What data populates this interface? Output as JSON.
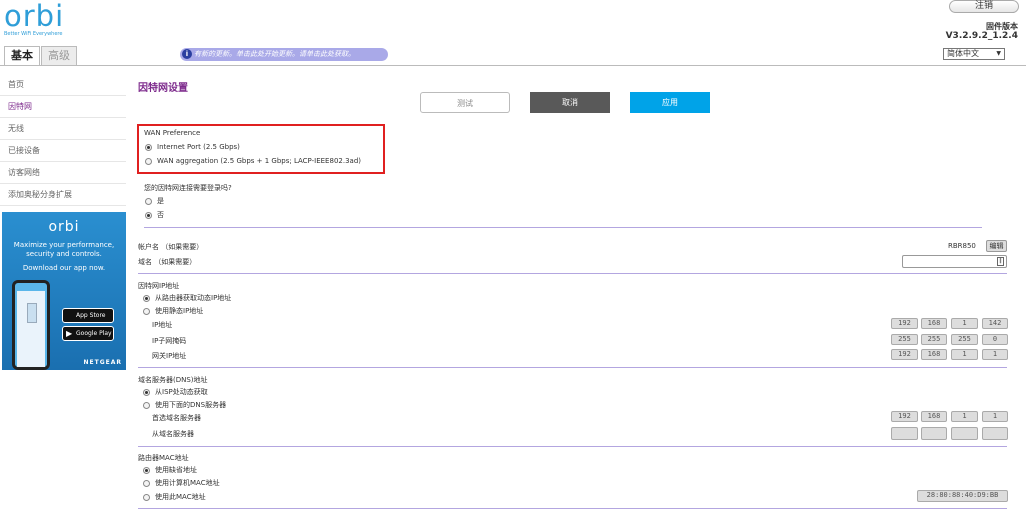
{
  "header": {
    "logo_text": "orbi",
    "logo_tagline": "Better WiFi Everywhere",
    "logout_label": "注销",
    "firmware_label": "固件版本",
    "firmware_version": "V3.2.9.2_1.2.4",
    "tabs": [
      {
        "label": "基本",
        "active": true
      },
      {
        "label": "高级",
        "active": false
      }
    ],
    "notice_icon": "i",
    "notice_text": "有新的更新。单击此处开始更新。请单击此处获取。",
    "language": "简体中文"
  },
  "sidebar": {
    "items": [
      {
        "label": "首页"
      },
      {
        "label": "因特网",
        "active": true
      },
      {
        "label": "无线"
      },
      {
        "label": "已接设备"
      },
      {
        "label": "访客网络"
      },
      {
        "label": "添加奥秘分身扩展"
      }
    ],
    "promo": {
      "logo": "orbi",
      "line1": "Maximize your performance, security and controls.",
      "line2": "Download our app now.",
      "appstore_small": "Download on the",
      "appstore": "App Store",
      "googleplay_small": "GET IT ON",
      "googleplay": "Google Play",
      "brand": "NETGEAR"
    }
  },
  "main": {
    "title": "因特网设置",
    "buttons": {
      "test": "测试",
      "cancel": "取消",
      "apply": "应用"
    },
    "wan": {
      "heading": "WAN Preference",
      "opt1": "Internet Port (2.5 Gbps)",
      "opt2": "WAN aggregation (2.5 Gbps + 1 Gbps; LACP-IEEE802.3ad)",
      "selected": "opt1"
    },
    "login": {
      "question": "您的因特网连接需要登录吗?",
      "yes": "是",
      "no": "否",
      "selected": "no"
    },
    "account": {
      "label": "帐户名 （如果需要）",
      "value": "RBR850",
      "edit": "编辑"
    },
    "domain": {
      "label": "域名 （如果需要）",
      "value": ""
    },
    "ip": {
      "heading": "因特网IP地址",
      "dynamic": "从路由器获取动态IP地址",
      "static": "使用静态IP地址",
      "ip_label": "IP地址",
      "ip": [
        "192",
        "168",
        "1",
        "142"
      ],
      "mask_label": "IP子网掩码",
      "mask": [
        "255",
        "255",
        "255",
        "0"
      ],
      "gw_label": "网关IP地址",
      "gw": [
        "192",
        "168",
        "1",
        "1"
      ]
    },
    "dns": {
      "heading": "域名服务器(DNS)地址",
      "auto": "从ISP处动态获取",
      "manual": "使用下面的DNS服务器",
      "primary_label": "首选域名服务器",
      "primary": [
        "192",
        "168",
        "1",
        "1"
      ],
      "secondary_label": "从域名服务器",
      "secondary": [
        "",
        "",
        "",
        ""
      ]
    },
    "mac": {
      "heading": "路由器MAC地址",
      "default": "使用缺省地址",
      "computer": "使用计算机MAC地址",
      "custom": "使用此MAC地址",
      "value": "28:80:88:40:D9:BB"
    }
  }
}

.....

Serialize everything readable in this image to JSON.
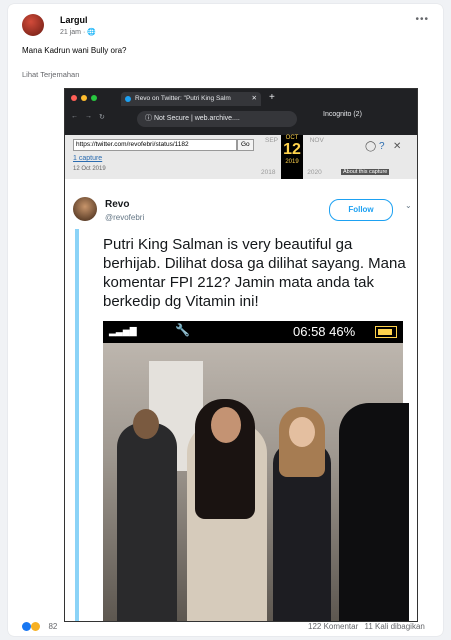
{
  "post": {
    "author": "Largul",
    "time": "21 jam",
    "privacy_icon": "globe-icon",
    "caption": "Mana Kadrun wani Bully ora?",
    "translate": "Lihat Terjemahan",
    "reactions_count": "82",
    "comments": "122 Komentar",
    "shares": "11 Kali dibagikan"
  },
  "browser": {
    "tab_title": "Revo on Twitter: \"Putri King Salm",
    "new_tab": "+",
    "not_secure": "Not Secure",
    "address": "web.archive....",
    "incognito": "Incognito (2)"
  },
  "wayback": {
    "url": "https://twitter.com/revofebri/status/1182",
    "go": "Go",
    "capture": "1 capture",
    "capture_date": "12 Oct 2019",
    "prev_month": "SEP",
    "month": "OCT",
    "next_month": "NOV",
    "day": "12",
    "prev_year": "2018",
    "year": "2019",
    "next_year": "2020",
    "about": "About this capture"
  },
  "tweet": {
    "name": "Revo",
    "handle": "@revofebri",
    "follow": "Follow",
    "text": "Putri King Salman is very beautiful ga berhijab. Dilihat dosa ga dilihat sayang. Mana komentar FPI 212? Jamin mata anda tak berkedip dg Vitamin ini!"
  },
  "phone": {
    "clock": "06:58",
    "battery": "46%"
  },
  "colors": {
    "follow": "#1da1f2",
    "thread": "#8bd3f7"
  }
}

.....

» PROBLEM TO WORK ON:
Copy out each line of the records that holds the string "JSON".

» EXERCISE SOLUTION:
What data populates this interface? Output as JSON.
Serialize everything readable in this image to JSON.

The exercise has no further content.